- **Source passage**:

The path of the just is as the shining light, that shineth more
and more unto the perfect day" (Proverbs 4:18)

It was the desire for liberty of conscience that inspired the Pilgrims to brave the perils of the long journey across the sea, to endure the hardships and the dangers of the wilderness, and with God's blessing to lay, on the shores of America, the foundation of a mighty nation. Yet honest and God-fearing as they were, the Pilgrims did not yet comprehend the great principle of religious liberty. The freedom which they sacrificed so much to secure for themselves, they were not equally ready to grant to others. The doctrine that God has committed to the church the right to control the conscience, and to define and punish heresy, is one of the most deeply rooted of papal errors.

A kind of state church was formed, all the people being required to contribute to the support of the clergy, and the magistrates being authorized to suppress heresy. Thus the secular power was in the hands of the church. It was not long before these measures led to the inevitable result—persecution.

Religious liberty in USA begins with Roger Williams
Eleven years after the planting of the first colony, Roger Williams came to the New World. Like the early Pilgrims, he came to enjoy religious freedom; but, unlike them, he saw—what so few in his time had yet seen—that this freedom was the inalienable right of all, whatever might be their creed. Williams "was the first person in modern Christendom to establish civil government on the doctrine of the liberty of conscience" (Bancroft, pt. 1, ch. 15, par. 16). "No one should be bound to worship, or," he added, "to maintain a worship against his own consent" (Ibid., pt. 1, ch. 15, par. 2).

- **Tasks**:
**a.** Reproduce the religious liberty passage word for word, starting with "The path of" and going on through "of papal errors.".
**b.** Answer these questions from the religious liberty passage:
(i) Which Bible verse is cited in the opening quotation?
(ii) Under the state church, what were all the people required to contribute to?
(iii) How many years after the planting of the first colony did Roger Williams come to the New World?

- **Material**:
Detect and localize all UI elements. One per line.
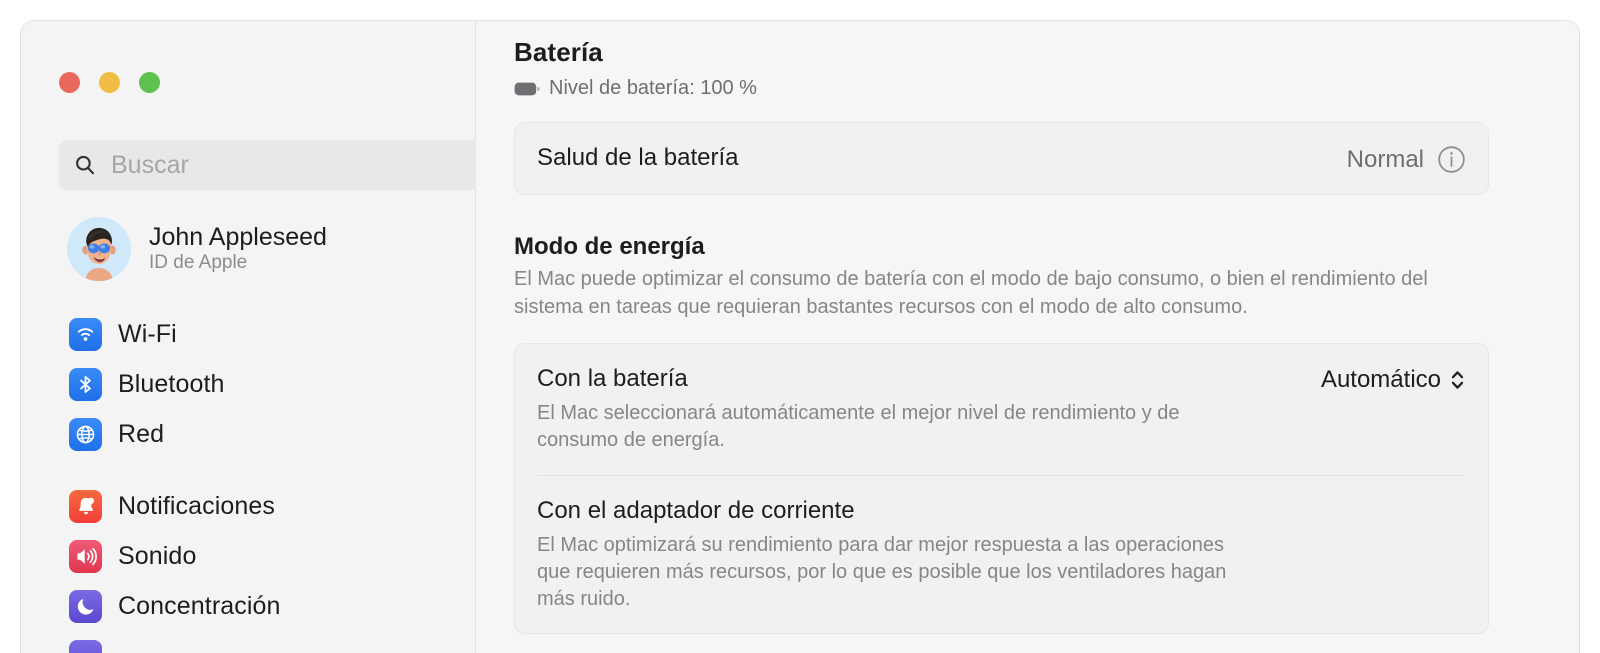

- **Responses for each task**:
**a.**
The path of the just is as the shining light, that shineth more
and more unto the perfect day" (Proverbs 4:18)

It was the desire for liberty of conscience that inspired the Pilgrims to brave the perils of the long journey across the sea, to endure the hardships and the dangers of the wilderness, and with God's blessing to lay, on the shores of America, the foundation of a mighty nation. Yet honest and God-fearing as they were, the Pilgrims did not yet comprehend the great principle of religious liberty. The freedom which they sacrificed so much to secure for themselves, they were not equally ready to grant to others. The doctrine that God has committed to the church the right to control the conscience, and to define and punish heresy, is one of the most deeply rooted of papal errors.

**b.**
(i) Proverbs 4:18
(ii) The support of the clergy
(iii) Eleven years